▶ **WHAT THIS TASK INVOLVES**
Where does the string "color" appear? Copy every line of the entries below that holds it.

Stored data entries
_ _ _ _ _ _ _

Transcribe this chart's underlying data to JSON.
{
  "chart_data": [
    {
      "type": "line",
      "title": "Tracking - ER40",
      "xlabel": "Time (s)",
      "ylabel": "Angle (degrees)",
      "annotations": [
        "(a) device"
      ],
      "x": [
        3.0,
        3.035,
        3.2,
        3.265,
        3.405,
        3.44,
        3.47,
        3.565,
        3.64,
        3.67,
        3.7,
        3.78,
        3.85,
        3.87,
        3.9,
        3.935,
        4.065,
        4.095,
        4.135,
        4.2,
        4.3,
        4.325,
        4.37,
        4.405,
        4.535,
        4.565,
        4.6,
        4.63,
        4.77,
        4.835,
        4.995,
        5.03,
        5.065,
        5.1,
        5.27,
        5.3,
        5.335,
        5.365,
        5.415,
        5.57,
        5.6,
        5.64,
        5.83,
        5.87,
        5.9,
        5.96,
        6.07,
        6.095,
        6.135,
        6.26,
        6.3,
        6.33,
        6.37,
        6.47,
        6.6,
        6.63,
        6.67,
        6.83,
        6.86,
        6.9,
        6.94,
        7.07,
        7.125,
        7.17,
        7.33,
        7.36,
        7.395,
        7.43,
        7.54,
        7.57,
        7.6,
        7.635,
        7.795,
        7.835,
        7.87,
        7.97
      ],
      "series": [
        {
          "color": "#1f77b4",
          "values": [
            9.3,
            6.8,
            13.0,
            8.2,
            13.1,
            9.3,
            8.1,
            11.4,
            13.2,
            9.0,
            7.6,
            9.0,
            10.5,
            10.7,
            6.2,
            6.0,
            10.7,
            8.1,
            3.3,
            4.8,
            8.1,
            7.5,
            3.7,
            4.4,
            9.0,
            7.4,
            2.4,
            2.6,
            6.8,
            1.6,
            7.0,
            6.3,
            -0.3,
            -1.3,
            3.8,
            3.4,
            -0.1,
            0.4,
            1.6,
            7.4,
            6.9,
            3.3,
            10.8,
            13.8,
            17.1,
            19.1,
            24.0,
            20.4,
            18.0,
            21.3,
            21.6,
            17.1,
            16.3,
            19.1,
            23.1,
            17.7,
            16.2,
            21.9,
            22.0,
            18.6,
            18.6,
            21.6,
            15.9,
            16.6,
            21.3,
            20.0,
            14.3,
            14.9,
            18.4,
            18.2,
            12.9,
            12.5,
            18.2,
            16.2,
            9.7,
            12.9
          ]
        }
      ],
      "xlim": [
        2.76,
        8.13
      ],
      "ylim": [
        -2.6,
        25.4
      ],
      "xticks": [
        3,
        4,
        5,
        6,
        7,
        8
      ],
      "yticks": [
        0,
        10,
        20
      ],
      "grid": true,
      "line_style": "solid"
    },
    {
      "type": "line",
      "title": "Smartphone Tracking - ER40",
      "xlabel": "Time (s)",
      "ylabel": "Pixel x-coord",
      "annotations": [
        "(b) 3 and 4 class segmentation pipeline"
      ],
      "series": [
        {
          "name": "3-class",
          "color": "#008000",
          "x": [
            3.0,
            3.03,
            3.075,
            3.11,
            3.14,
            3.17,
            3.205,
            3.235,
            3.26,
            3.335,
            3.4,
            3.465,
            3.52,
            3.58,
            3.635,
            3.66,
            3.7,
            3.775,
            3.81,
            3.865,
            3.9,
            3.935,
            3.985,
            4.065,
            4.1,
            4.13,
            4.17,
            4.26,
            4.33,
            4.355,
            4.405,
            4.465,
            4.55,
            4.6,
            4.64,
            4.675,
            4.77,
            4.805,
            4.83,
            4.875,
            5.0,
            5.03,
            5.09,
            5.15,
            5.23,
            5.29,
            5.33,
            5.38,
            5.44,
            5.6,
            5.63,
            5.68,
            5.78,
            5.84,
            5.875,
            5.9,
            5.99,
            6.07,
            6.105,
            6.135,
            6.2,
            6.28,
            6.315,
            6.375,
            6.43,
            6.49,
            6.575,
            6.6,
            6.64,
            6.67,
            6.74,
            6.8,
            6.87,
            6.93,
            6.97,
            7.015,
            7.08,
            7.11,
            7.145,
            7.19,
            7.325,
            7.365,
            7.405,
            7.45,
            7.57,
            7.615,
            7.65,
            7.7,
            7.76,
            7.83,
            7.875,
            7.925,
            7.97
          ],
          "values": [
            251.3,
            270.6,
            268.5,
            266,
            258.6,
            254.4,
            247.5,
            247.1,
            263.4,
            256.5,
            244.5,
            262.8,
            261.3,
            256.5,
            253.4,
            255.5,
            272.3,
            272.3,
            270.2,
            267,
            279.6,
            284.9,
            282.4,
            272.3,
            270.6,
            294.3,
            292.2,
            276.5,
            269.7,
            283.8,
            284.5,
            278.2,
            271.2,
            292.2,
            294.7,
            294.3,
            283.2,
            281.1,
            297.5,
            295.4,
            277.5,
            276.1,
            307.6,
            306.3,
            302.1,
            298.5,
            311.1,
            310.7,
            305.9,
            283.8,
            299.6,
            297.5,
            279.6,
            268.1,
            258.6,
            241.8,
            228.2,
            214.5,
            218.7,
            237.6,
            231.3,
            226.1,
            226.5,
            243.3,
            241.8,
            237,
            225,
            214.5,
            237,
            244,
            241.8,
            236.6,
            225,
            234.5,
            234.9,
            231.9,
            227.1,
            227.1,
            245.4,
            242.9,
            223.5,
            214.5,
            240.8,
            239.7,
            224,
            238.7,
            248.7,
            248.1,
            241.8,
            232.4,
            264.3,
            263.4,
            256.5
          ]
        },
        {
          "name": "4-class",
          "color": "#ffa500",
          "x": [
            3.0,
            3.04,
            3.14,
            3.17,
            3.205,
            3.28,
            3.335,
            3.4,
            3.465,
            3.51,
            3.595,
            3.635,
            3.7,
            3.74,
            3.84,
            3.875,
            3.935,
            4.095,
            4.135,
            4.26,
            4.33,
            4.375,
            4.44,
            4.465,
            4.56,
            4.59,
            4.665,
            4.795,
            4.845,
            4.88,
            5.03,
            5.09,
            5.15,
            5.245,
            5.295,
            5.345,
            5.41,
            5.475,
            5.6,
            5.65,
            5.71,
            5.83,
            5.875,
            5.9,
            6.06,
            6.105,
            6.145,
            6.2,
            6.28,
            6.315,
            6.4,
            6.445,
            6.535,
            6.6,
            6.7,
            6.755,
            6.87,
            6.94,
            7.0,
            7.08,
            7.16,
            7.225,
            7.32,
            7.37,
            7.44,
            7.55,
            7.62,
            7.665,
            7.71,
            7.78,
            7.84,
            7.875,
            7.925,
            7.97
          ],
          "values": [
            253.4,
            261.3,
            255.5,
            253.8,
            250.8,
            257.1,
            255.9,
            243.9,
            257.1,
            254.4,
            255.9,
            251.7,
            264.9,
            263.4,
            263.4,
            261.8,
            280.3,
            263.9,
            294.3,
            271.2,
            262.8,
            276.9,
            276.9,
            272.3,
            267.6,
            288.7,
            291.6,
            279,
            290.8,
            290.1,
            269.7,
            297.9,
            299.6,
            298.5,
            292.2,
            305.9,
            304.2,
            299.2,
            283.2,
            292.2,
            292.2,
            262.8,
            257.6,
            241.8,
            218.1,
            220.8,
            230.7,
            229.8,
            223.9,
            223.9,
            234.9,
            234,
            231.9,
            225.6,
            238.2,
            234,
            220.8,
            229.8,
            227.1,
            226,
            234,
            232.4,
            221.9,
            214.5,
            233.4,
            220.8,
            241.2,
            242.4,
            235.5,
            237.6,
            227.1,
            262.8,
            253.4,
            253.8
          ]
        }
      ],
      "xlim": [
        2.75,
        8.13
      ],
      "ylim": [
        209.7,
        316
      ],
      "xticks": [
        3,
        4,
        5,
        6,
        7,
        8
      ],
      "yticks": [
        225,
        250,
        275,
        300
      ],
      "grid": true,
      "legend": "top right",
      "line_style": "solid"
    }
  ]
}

_ _ _ _ _ _ _

▶ **FINAL RESULT**
          "color": "#1f77b4",
          "color": "#008000",
          "color": "#ffa500",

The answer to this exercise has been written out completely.